• _Stored items from a collection_
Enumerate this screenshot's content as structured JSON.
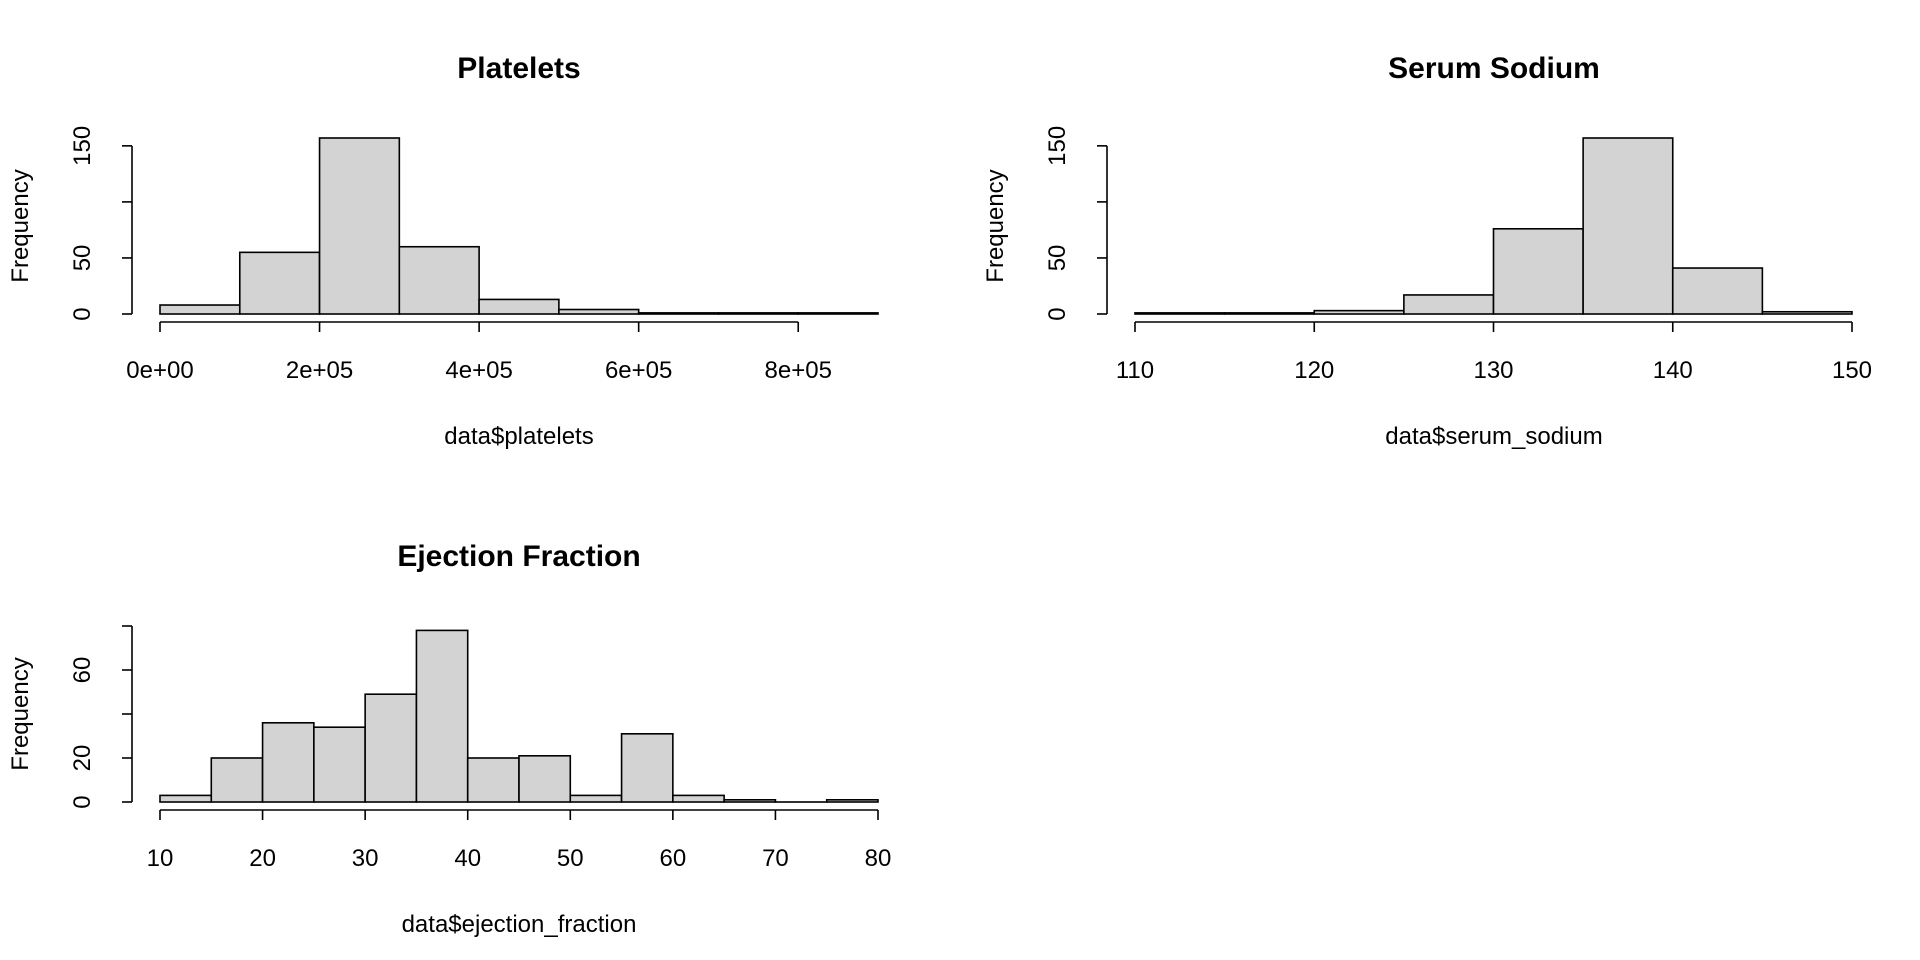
{
  "chart_data": [
    {
      "type": "bar",
      "title": "Platelets",
      "xlabel": "data$platelets",
      "ylabel": "Frequency",
      "bin_edges": [
        0,
        100000,
        200000,
        300000,
        400000,
        500000,
        600000,
        700000,
        800000,
        900000
      ],
      "values": [
        8,
        55,
        157,
        60,
        13,
        4,
        1,
        1,
        1
      ],
      "xlim": [
        0,
        900000
      ],
      "ylim": [
        0,
        157
      ],
      "x_ticks": [
        0,
        200000,
        400000,
        600000,
        800000
      ],
      "x_tick_labels": [
        "0e+00",
        "2e+05",
        "4e+05",
        "6e+05",
        "8e+05"
      ],
      "y_ticks": [
        0,
        50,
        100,
        150
      ],
      "y_tick_labels": [
        "0",
        "50",
        "",
        "150"
      ]
    },
    {
      "type": "bar",
      "title": "Serum Sodium",
      "xlabel": "data$serum_sodium",
      "ylabel": "Frequency",
      "bin_edges": [
        110,
        115,
        120,
        125,
        130,
        135,
        140,
        145,
        150
      ],
      "values": [
        1,
        1,
        3,
        17,
        76,
        157,
        41,
        2
      ],
      "xlim": [
        110,
        150
      ],
      "ylim": [
        0,
        157
      ],
      "x_ticks": [
        110,
        120,
        130,
        140,
        150
      ],
      "x_tick_labels": [
        "110",
        "120",
        "130",
        "140",
        "150"
      ],
      "y_ticks": [
        0,
        50,
        100,
        150
      ],
      "y_tick_labels": [
        "0",
        "50",
        "",
        "150"
      ]
    },
    {
      "type": "bar",
      "title": "Ejection Fraction",
      "xlabel": "data$ejection_fraction",
      "ylabel": "Frequency",
      "bin_edges": [
        10,
        15,
        20,
        25,
        30,
        35,
        40,
        45,
        50,
        55,
        60,
        65,
        70,
        75,
        80
      ],
      "values": [
        3,
        20,
        36,
        34,
        49,
        78,
        20,
        21,
        3,
        31,
        3,
        1,
        0,
        1
      ],
      "xlim": [
        10,
        80
      ],
      "ylim": [
        0,
        80
      ],
      "x_ticks": [
        10,
        20,
        30,
        40,
        50,
        60,
        70,
        80
      ],
      "x_tick_labels": [
        "10",
        "20",
        "30",
        "40",
        "50",
        "60",
        "70",
        "80"
      ],
      "y_ticks": [
        0,
        20,
        40,
        60,
        80
      ],
      "y_tick_labels": [
        "0",
        "20",
        "",
        "60",
        ""
      ]
    }
  ]
}
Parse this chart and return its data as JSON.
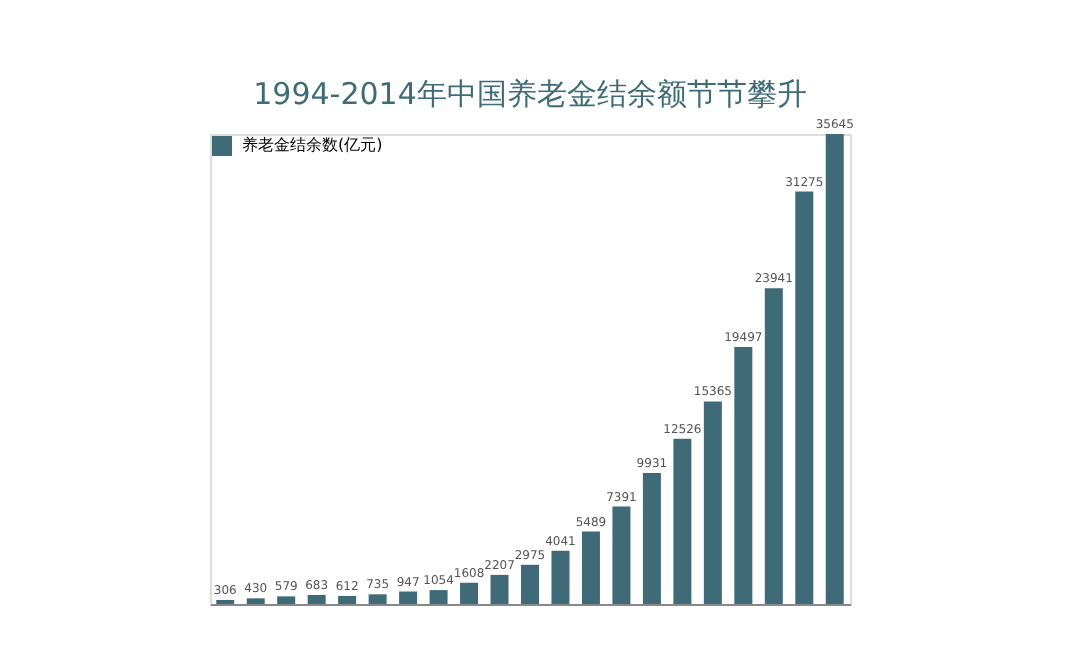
{
  "chart_data": {
    "type": "bar",
    "title": "1994-2014年中国养老金结余额节节攀升",
    "categories": [
      null,
      null,
      null,
      null,
      null,
      null,
      null,
      null,
      null,
      null,
      null,
      null,
      null,
      null,
      null,
      null,
      null,
      null,
      null,
      null,
      null
    ],
    "series": [
      {
        "name": "养老金结余数(亿元)",
        "color": "#3f6b78",
        "values": [
          306,
          430,
          579,
          683,
          612,
          735,
          947,
          1054,
          1608,
          2207,
          2975,
          4041,
          5489,
          7391,
          9931,
          12526,
          15365,
          19497,
          23941,
          31275,
          35645
        ]
      }
    ],
    "data_labels": true,
    "legend": "top left",
    "grid": false
  }
}
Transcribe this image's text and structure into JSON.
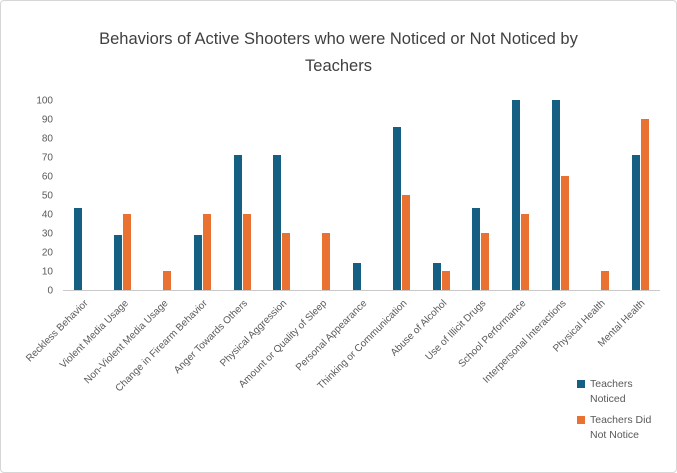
{
  "chart_data": {
    "type": "bar",
    "title": "Behaviors of Active Shooters who were Noticed or Not Noticed by Teachers",
    "categories": [
      "Reckless Behavior",
      "Violent Media Usage",
      "Non-Violent Media Usage",
      "Change in Firearm Behavior",
      "Anger Towards Others",
      "Physical Aggression",
      "Amount or Quality of Sleep",
      "Personal Appearance",
      "Thinking or Communication",
      "Abuse of Alcohol",
      "Use of Illicit Drugs",
      "School Performance",
      "Interpersonal Interactions",
      "Physical Health",
      "Mental Health"
    ],
    "series": [
      {
        "name": "Teachers Noticed",
        "color": "#156082",
        "values": [
          43,
          29,
          0,
          29,
          71,
          71,
          0,
          14,
          86,
          14,
          43,
          100,
          100,
          0,
          71
        ]
      },
      {
        "name": "Teachers Did Not Notice",
        "color": "#E97132",
        "values": [
          0,
          40,
          10,
          40,
          40,
          30,
          30,
          0,
          50,
          10,
          30,
          40,
          60,
          10,
          90
        ]
      }
    ],
    "xlabel": "",
    "ylabel": "",
    "ylim": [
      0,
      100
    ],
    "ytick_step": 10,
    "grid": false,
    "legend_position": "bottom-right",
    "x_label_rotation_deg": 45
  }
}
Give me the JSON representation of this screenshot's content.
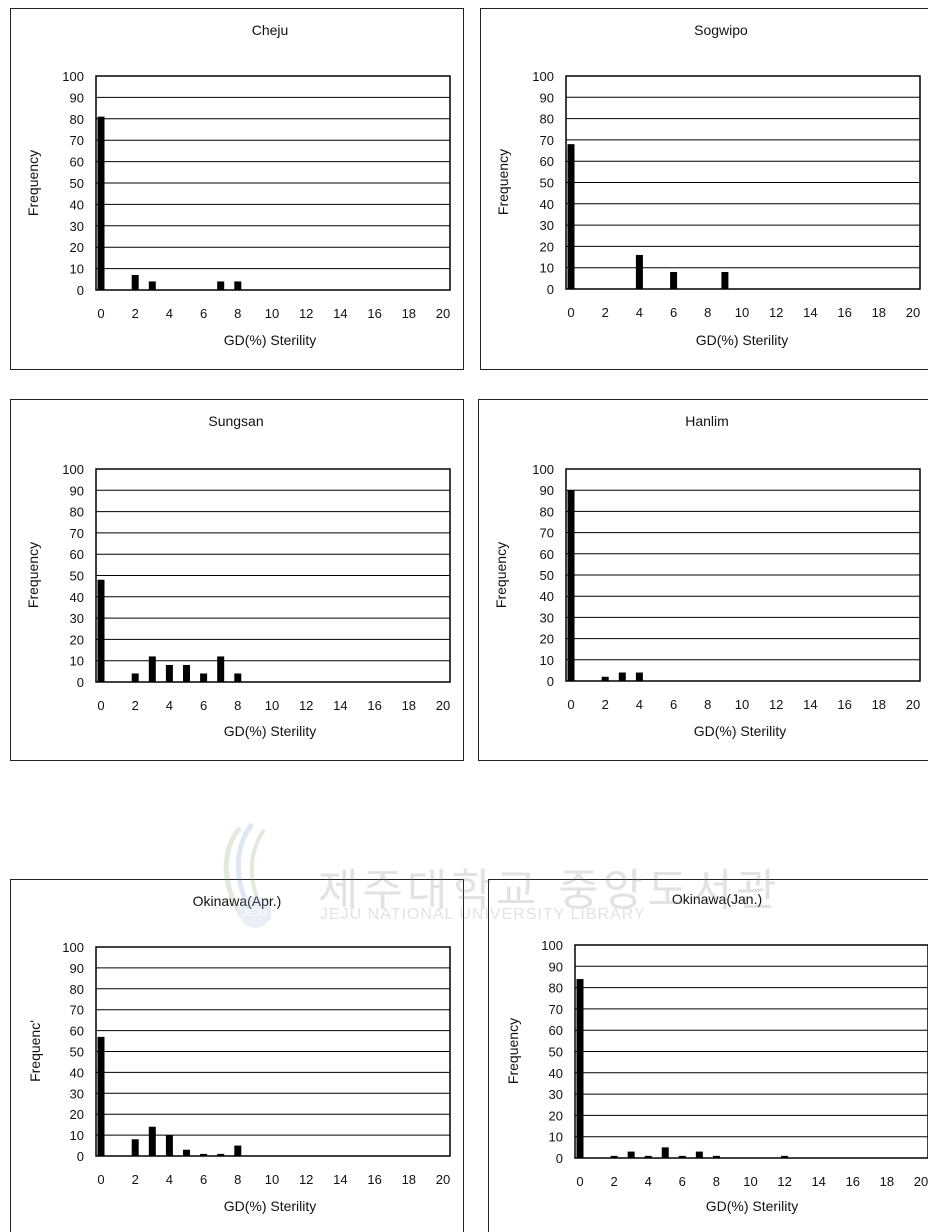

• _What to produce_
Scan the listing above and identify each line holding the string "Noticed"; copy every such line.

• _Worked answer_
    "title": "Behaviors of Active Shooters who were Noticed or Not Noticed by Teachers",
        "name": "Teachers Noticed",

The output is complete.